Extrait du texte
▬▬▬

AUTEUR: Manuela VITTORELLI
Traduit par Fausto Giudice
À la différence de Yankele, les gens comme Randy Scheunemann, les lobbyistes serviteurs de deux maîtres, savent commet s’y prendre pour faire circuler le cash. Scheunemann est le conseiller en politique étrangère du sénateur McCain, et donc le potentiel futur conseiller à la sécurité nationale du président des USA. Mais il a aussi un autre rôle, ou du moins, il l’a eu officiellement jusqu’à récemment : celui de lobbyiste, intrigant, magouilleur professionnel.
Le 17 avril dernier Scheunemann a organisé une conversation téléphonique entre John McCain et le président géorgien puis il a rédigé un communiqué du candidat à la présidence US d’appui total à la république de Géorgie. Le même jour, la société de lobbying que Scheunemann possède avec un associé a signé un contrat de 200.000 dollars pour continuer à fournir des conseils stratégiques au gouvernement géorgien à Washington. Scheunemann avait alors déjà cessé formellement de travailler pour la Géorgie. Mais il faisait toujours partie d’Orion Strategies, avec son associé Mike Mitchell. Scheunemann est resté à Orion jusqu’au 15 mai, quand la campagne de McCain a imposé des règles plus sévères contre le lobbying.

▬▬▬

Extrait source

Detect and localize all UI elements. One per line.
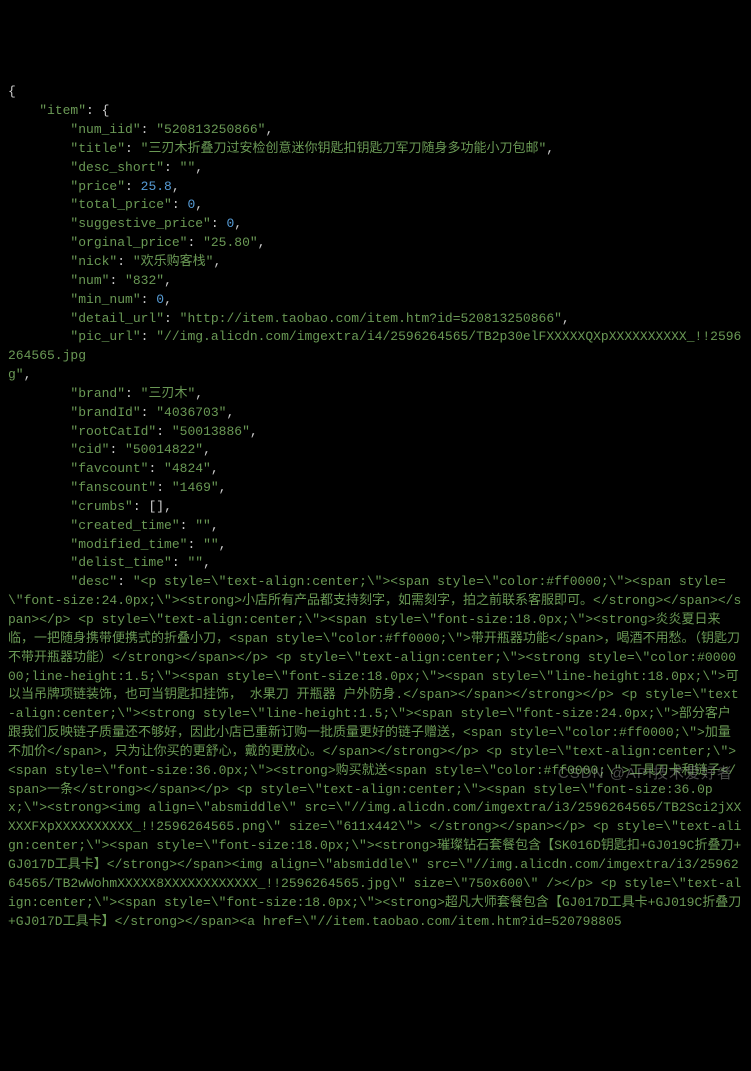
- json-code-block: { "item": { "num_iid": "520813250866", "…: [8, 83, 743, 931]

▬▬▬

Travail à faire
**1)** Répondez aux questions suivantes d'après l'extrait sur Randy Scheunemann.
(a) De quel sénateur Scheunemann est-il le conseiller en politique étrangère ?
(b) Quel est le montant du contrat signé le 17 avril par sa société de lobbying ?
(c) Jusqu'à quelle date Scheunemann est-il resté chez Orion Strategies ?
**2)** Poursuivez l'extrait sur Randy Scheunemann après sa dernière phrase.

Résultats finaux
**1)**
(a) Du sénateur McCain.
(b) 200.000 dollars.
(c) Jusqu'au 15 mai.

**2)**
Durant ses activités d’intrigant, Scheunemann pouvait donc compter sur ses contacts avec McCain pour mener les affaires de ses clients. Il a eu depuis 2004 71 conversations téléphoniques et rencontres avec McCain et ses assistants pour le compte de clients étrangers, Géorgie comprise. Ces contacts étaient consacrés habituellement à l’entrée de la Géorgie à l’OTAN et sur des propositions de lois, comme une disposition législative, aussi appuyée par McCain, en faveur de la position géorgienne sur l’Ossétie du Sud.
Un autre résultat, toujours sponsorisé par McCain et fruit du travail d’Orion, aurait été une autorisation de subvention de 10 millions de $ à la Géorgie sur la base du NATO Freedom Consolidation Act.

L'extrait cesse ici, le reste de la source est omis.